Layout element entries
________________
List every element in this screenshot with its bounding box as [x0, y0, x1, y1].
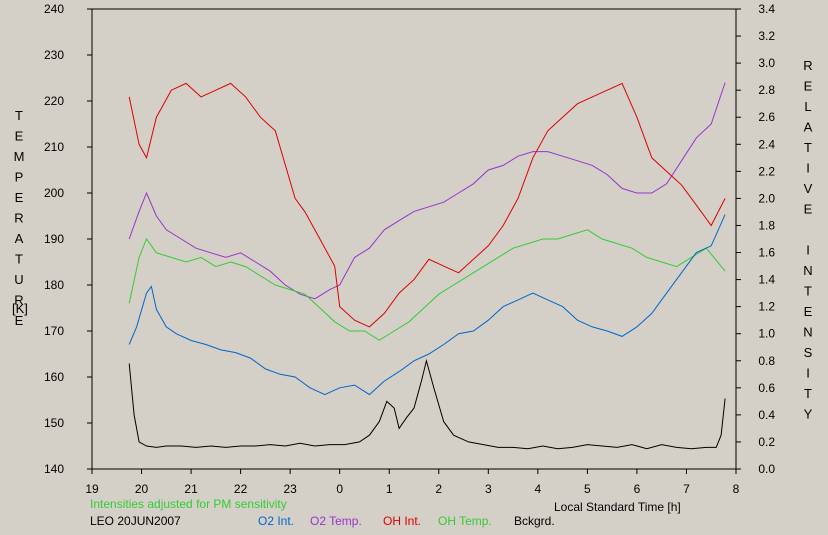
right-tick-label: 0.0: [758, 462, 775, 476]
x-axis-title: Local Standard Time [h]: [554, 500, 681, 514]
axis-label-letter: T: [804, 284, 812, 299]
x-tick-label: 22: [234, 482, 248, 496]
right-tick-label: 2.6: [758, 110, 775, 124]
y-left-unit: [K]: [12, 301, 28, 316]
axis-label-letter: Y: [804, 407, 813, 422]
axis-label-letter: R: [14, 293, 23, 308]
axis-label-letter: I: [806, 243, 810, 258]
right-tick-label: 2.2: [758, 164, 775, 178]
series-o2-int: [128, 214, 726, 396]
axis-label-letter: A: [804, 120, 813, 135]
axis-label-letter: S: [804, 345, 813, 360]
left-tick-label: 150: [44, 416, 64, 430]
x-axis: 19 20 21 22 23 0 1 2 3 4 5 6 7 8: [85, 469, 740, 496]
legend-o2-temp: O2 Temp.: [310, 514, 362, 528]
x-tick-label: 8: [733, 482, 740, 496]
axis-label-letter: N: [803, 325, 812, 340]
right-tick-label: 3.2: [758, 29, 775, 43]
x-tick-label: 3: [485, 482, 492, 496]
pm-sensitivity-note: Intensities adjusted for PM sensitivity: [90, 497, 287, 511]
x-tick-label: 4: [535, 482, 542, 496]
axis-label-letter: V: [804, 181, 813, 196]
left-tick-label: 210: [44, 140, 64, 154]
axis-label-letter: P: [15, 170, 24, 185]
x-tick-label: 19: [85, 482, 99, 496]
x-tick-label: 20: [135, 482, 149, 496]
legend-o2-int: O2 Int.: [258, 514, 295, 528]
left-axis: 240 230 220 210 200 190 180 170 160 150 140: [44, 2, 92, 476]
right-tick-label: 1.4: [758, 273, 775, 287]
legend-oh-temp: OH Temp.: [438, 514, 492, 528]
series-bckgrd: [128, 358, 726, 450]
axis-label-letter: U: [14, 272, 23, 287]
right-tick-label: 1.8: [758, 218, 775, 232]
axis-label-letter: E: [15, 190, 24, 205]
x-tick-label: 7: [683, 482, 690, 496]
plot-area: [91, 8, 737, 470]
axis-label-letter: T: [804, 386, 812, 401]
axis-label-letter: E: [15, 313, 24, 328]
x-tick-label: 21: [184, 482, 198, 496]
series-oh-int: [128, 82, 726, 328]
x-tick-label: 0: [336, 482, 343, 496]
left-tick-label: 160: [44, 370, 64, 384]
axis-label-letter: E: [804, 304, 813, 319]
axis-label-letter: M: [14, 149, 25, 164]
axis-label-letter: I: [806, 161, 810, 176]
right-tick-label: 0.8: [758, 354, 775, 368]
axis-label-letter: T: [804, 140, 812, 155]
left-tick-label: 170: [44, 324, 64, 338]
left-tick-label: 140: [44, 462, 64, 476]
right-tick-label: 2.8: [758, 83, 775, 97]
series-layer: [128, 82, 726, 450]
station-date: LEO 20JUN2007: [90, 514, 181, 528]
axis-label-letter: E: [804, 79, 813, 94]
axis-label-letter: R: [14, 211, 23, 226]
axis-label-letter: E: [804, 202, 813, 217]
left-tick-label: 180: [44, 278, 64, 292]
axis-label-letter: L: [804, 99, 811, 114]
x-tick-label: 2: [435, 482, 442, 496]
right-tick-label: 0.4: [758, 408, 775, 422]
series-oh-temp: [128, 229, 726, 341]
right-axis: 3.4 3.2 3.0 2.8 2.6 2.4 2.2 2.0 1.8 1.6 1.4 1.2 1.0 0…: [736, 2, 775, 476]
x-tick-label: 5: [584, 482, 591, 496]
x-tick-label: 1: [386, 482, 393, 496]
axis-label-letter: A: [15, 231, 24, 246]
right-tick-label: 1.6: [758, 246, 775, 260]
x-tick-label: 6: [634, 482, 641, 496]
right-tick-label: 3.0: [758, 56, 775, 70]
right-tick-label: 2.0: [758, 191, 775, 205]
axis-label-letter: T: [15, 108, 23, 123]
left-tick-label: 240: [44, 2, 64, 16]
left-tick-label: 220: [44, 94, 64, 108]
right-tick-label: 2.4: [758, 137, 775, 151]
axis-label-letter: N: [803, 263, 812, 278]
axis-label-letter: E: [15, 129, 24, 144]
left-tick-label: 200: [44, 186, 64, 200]
right-tick-label: 1.2: [758, 300, 775, 314]
left-tick-label: 230: [44, 48, 64, 62]
series-o2-temp: [128, 82, 726, 300]
legend-bckgrd: Bckgrd.: [514, 514, 555, 528]
legend-oh-int: OH Int.: [383, 514, 422, 528]
right-tick-label: 0.6: [758, 381, 775, 395]
x-tick-label: 23: [283, 482, 297, 496]
right-tick-label: 0.2: [758, 435, 775, 449]
left-tick-label: 190: [44, 232, 64, 246]
right-tick-label: 1.0: [758, 327, 775, 341]
axis-label-letter: R: [803, 58, 812, 73]
right-tick-label: 3.4: [758, 2, 775, 16]
axis-label-letter: T: [15, 252, 23, 267]
axis-label-letter: I: [806, 366, 810, 381]
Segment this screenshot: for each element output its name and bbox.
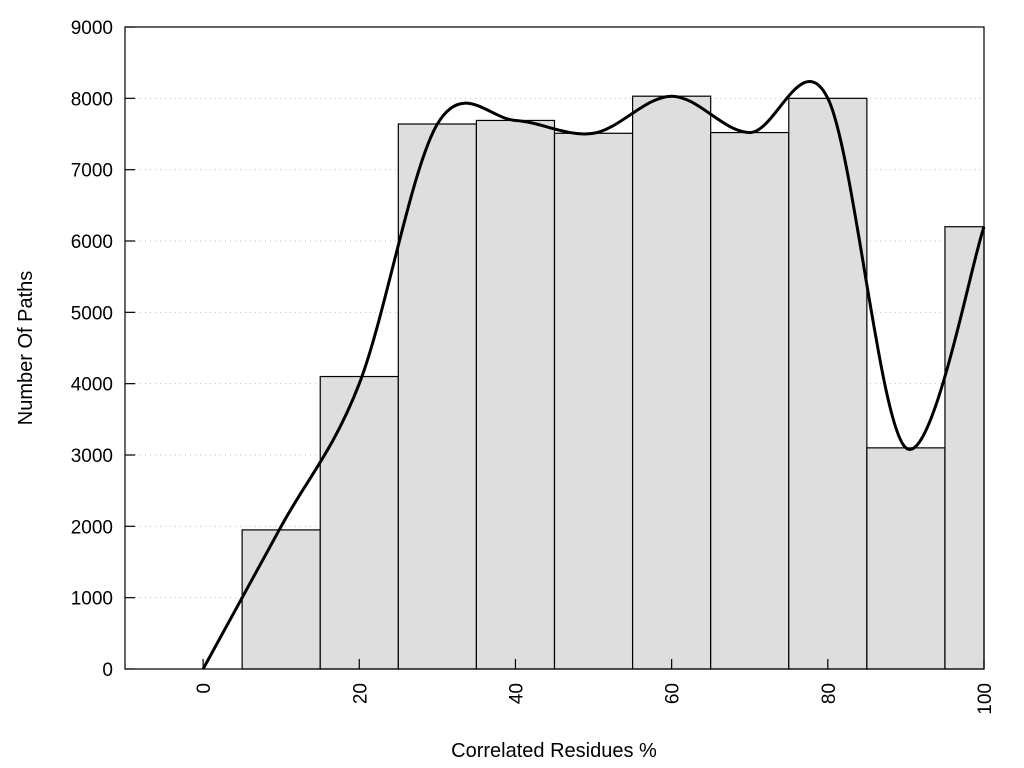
________________
WHAT YOU HAVE TO DO: Reproduce all of the material above line for line without changing anything, and leave out the pictures.

TASK SOLUTION:
List every element in this screenshot with its bounding box as [x0, y0, x1, y1].
right-tick-label: 0.0: [758, 462, 775, 476]
x-axis-title: Local Standard Time [h]: [554, 500, 681, 514]
axis-label-letter: T: [804, 284, 812, 299]
x-tick-label: 22: [234, 482, 248, 496]
right-tick-label: 2.6: [758, 110, 775, 124]
y-left-unit: [K]: [12, 301, 28, 316]
axis-label-letter: Y: [804, 407, 813, 422]
axis-label-letter: R: [14, 293, 23, 308]
axis-label-letter: I: [806, 243, 810, 258]
right-tick-label: 2.2: [758, 164, 775, 178]
series-o2-int: [128, 214, 726, 396]
axis-label-letter: A: [804, 120, 813, 135]
axis-label-letter: S: [804, 345, 813, 360]
left-tick-label: 150: [44, 416, 64, 430]
x-axis: 19 20 21 22 23 0 1 2 3 4 5 6 7 8: [85, 469, 740, 496]
legend-o2-temp: O2 Temp.: [310, 514, 362, 528]
x-tick-label: 8: [733, 482, 740, 496]
axis-label-letter: N: [803, 325, 812, 340]
right-tick-label: 3.2: [758, 29, 775, 43]
x-tick-label: 3: [485, 482, 492, 496]
pm-sensitivity-note: Intensities adjusted for PM sensitivity: [90, 497, 287, 511]
x-tick-label: 4: [535, 482, 542, 496]
axis-label-letter: V: [804, 181, 813, 196]
left-tick-label: 210: [44, 140, 64, 154]
axis-label-letter: P: [15, 170, 24, 185]
x-tick-label: 19: [85, 482, 99, 496]
x-tick-label: 20: [135, 482, 149, 496]
legend-o2-int: O2 Int.: [258, 514, 295, 528]
left-axis: 240 230 220 210 200 190 180 170 160 150 140: [44, 2, 92, 476]
right-tick-label: 1.4: [758, 273, 775, 287]
legend-oh-temp: OH Temp.: [438, 514, 492, 528]
series-bckgrd: [128, 358, 726, 450]
axis-label-letter: U: [14, 272, 23, 287]
right-tick-label: 1.8: [758, 218, 775, 232]
axis-label-letter: E: [15, 190, 24, 205]
x-tick-label: 7: [683, 482, 690, 496]
plot-area: [91, 8, 737, 470]
axis-label-letter: T: [804, 386, 812, 401]
axis-label-letter: E: [15, 313, 24, 328]
x-tick-label: 21: [184, 482, 198, 496]
series-oh-int: [128, 82, 726, 328]
x-tick-label: 0: [336, 482, 343, 496]
left-tick-label: 160: [44, 370, 64, 384]
axis-label-letter: E: [804, 304, 813, 319]
axis-label-letter: M: [14, 149, 25, 164]
axis-label-letter: I: [806, 161, 810, 176]
right-tick-label: 0.8: [758, 354, 775, 368]
axis-label-letter: T: [804, 140, 812, 155]
left-tick-label: 170: [44, 324, 64, 338]
left-tick-label: 140: [44, 462, 64, 476]
right-tick-label: 2.8: [758, 83, 775, 97]
series-layer: [128, 82, 726, 450]
station-date: LEO 20JUN2007: [90, 514, 181, 528]
axis-label-letter: E: [804, 79, 813, 94]
axis-label-letter: R: [14, 211, 23, 226]
axis-label-letter: E: [804, 202, 813, 217]
left-tick-label: 180: [44, 278, 64, 292]
axis-label-letter: L: [804, 99, 811, 114]
x-tick-label: 2: [435, 482, 442, 496]
right-tick-label: 0.4: [758, 408, 775, 422]
series-oh-temp: [128, 229, 726, 341]
right-axis: 3.4 3.2 3.0 2.8 2.6 2.4 2.2 2.0 1.8 1.6 1.4 1.2 1.0 0…: [736, 2, 775, 476]
x-tick-label: 5: [584, 482, 591, 496]
x-tick-label: 1: [386, 482, 393, 496]
axis-label-letter: A: [15, 231, 24, 246]
right-tick-label: 1.6: [758, 246, 775, 260]
x-tick-label: 6: [634, 482, 641, 496]
right-tick-label: 3.0: [758, 56, 775, 70]
right-tick-label: 2.0: [758, 191, 775, 205]
axis-label-letter: T: [15, 108, 23, 123]
left-tick-label: 240: [44, 2, 64, 16]
left-tick-label: 220: [44, 94, 64, 108]
right-tick-label: 2.4: [758, 137, 775, 151]
axis-label-letter: N: [803, 263, 812, 278]
axis-label-letter: E: [15, 129, 24, 144]
left-tick-label: 200: [44, 186, 64, 200]
right-tick-label: 1.2: [758, 300, 775, 314]
left-tick-label: 230: [44, 48, 64, 62]
series-o2-temp: [128, 82, 726, 300]
legend-bckgrd: Bckgrd.: [514, 514, 555, 528]
legend-oh-int: OH Int.: [383, 514, 422, 528]
right-tick-label: 0.6: [758, 381, 775, 395]
x-tick-label: 23: [283, 482, 297, 496]
right-tick-label: 0.2: [758, 435, 775, 449]
left-tick-label: 190: [44, 232, 64, 246]
right-tick-label: 1.0: [758, 327, 775, 341]
axis-label-letter: R: [803, 58, 812, 73]
right-tick-label: 3.4: [758, 2, 775, 16]
axis-label-letter: T: [15, 252, 23, 267]
axis-label-letter: I: [806, 366, 810, 381]
Segment this screenshot: for each element output its name and bbox.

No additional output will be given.